Fitting available evidence to the charge

Fitting available evidence to the charge Michael McDowell presented Rome vs The Republic (RTÉ1).

Sometimes when you hear about an upcoming programme, it’s so predictable you could nearly write the script in advance.

That was largely the case with Rome vs The Republic on RTÉ1 last Thursday. In this documentary on relations between the Vatican and the Irish State we got the usual litany – Mother and Child Scheme, John Charles McQuaid, Eamon Casey and Michael Cleary warming up for John Paul II in Galway, Enda Kenny’s speech in the Dáil, the contraceptive train, Brendan Smyth and so on.

We also got the oft told stories of abuse, which are truly awful and we must never forget, but going over these stories in the same old predictable way, from the same old perspectives, is of diminishing value.

Sometimes documentaries start out with a pre-ordained thesis, and then everything is made to confirm and conform, in this case to re-inforce a dominant narrative rather than to explore new approaches. Even before the opening titles we knew where this was going, with a new litany of the saints – Michael McDowell, Mary McAleese, Colm O’Gorman, Patsy McGarry – along with images of Savita Halappanaver and a triumphalist celebration of same-sex marriage in Dublin Castle courtyard.

* **Data to examine**
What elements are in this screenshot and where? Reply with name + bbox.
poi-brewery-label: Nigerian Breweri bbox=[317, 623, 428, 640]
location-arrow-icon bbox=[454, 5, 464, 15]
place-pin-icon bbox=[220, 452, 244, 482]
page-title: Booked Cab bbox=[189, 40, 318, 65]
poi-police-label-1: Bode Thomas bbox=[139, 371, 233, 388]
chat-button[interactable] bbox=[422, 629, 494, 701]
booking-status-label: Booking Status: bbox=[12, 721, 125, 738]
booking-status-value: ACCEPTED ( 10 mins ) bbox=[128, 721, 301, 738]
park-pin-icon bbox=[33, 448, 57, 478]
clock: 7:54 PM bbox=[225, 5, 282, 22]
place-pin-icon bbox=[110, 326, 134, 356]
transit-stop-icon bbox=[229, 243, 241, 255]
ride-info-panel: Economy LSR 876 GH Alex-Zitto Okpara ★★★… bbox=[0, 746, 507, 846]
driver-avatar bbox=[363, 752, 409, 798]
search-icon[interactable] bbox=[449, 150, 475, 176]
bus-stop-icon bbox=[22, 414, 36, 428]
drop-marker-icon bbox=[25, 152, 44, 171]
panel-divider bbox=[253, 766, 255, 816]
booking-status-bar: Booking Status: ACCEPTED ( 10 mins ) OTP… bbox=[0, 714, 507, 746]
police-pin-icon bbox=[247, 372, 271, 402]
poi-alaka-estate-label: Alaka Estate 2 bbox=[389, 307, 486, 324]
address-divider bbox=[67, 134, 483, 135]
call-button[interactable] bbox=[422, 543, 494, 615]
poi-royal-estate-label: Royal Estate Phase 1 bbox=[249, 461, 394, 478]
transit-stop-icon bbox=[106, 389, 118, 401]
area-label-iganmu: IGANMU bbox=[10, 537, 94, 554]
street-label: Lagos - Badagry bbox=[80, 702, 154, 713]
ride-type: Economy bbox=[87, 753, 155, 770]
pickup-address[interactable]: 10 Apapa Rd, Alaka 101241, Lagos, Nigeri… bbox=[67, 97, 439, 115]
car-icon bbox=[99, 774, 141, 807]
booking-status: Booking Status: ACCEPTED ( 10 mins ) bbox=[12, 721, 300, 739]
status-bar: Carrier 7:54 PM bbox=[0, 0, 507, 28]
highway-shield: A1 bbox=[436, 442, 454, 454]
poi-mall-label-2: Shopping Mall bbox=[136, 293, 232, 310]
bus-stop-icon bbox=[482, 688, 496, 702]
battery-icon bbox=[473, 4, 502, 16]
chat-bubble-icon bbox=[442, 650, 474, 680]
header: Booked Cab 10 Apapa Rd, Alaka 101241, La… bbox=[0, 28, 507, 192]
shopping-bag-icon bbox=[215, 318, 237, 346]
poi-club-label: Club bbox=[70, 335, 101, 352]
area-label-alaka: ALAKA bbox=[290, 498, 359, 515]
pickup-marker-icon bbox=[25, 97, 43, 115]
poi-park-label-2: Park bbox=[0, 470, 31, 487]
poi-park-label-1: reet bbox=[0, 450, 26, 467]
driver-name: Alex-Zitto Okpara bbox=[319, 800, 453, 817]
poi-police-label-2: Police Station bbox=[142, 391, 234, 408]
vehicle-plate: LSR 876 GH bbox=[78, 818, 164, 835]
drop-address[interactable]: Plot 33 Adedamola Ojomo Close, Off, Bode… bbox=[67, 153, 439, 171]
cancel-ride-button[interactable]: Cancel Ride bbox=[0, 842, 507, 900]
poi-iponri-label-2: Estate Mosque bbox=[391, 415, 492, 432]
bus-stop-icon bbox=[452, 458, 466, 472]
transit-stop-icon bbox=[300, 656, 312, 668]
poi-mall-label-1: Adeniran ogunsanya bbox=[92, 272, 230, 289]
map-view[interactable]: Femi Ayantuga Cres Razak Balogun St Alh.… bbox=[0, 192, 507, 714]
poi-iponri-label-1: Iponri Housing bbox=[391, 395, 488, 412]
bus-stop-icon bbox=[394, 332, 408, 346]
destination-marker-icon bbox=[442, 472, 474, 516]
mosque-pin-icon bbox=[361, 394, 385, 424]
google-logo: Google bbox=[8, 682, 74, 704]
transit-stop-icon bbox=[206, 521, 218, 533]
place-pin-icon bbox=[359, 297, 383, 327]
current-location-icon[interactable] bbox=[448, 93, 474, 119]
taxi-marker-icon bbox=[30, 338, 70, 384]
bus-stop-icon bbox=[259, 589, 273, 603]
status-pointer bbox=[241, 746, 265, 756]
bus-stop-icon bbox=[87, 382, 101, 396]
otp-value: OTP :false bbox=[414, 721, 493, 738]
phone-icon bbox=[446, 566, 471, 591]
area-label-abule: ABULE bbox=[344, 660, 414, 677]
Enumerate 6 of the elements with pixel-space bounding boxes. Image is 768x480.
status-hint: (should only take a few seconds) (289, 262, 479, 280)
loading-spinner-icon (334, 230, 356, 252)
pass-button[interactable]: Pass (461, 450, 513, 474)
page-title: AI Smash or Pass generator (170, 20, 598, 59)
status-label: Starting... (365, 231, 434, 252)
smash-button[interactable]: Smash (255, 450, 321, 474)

* **To do**
**A)** In the review of Rome vs The Republic, set down the passage that begins at the words "Sometimes when you" and stops after the words "Smyth and so on.", keeping every character unchanged.
**B)** Decide whether each statement below agrees with the review of Rome vs The Republic. Answer yes or no for each, and quote the words from the review that settle it.
(i) The documentary was broadcast on RTÉ1 on a Thursday.
(ii) The reviewer says the stories of abuse are best forgotten.
(iii) According to the reviewer, the documentary set out to explore new approaches instead of a dominant narrative.

* **Responses per task**
**A)**
Sometimes when you hear about an upcoming programme, it’s so predictable you could nearly write the script in advance.

That was largely the case with Rome vs The Republic on RTÉ1 last Thursday. In this documentary on relations between the Vatican and the Irish State we got the usual litany – Mother and Child Scheme, John Charles McQuaid, Eamon Casey and Michael Cleary warming up for John Paul II in Galway, Enda Kenny’s speech in the Dáil, the contraceptive train, Brendan Smyth and so on.

**B)**
(i) Yes: "That was largely the case with Rome vs The Republic on RTÉ1 last Thursday."
(ii) No: "which are truly awful and we must never forget"
(iii) No: "in this case to re-inforce a dominant narrative rather than to explore new approaches"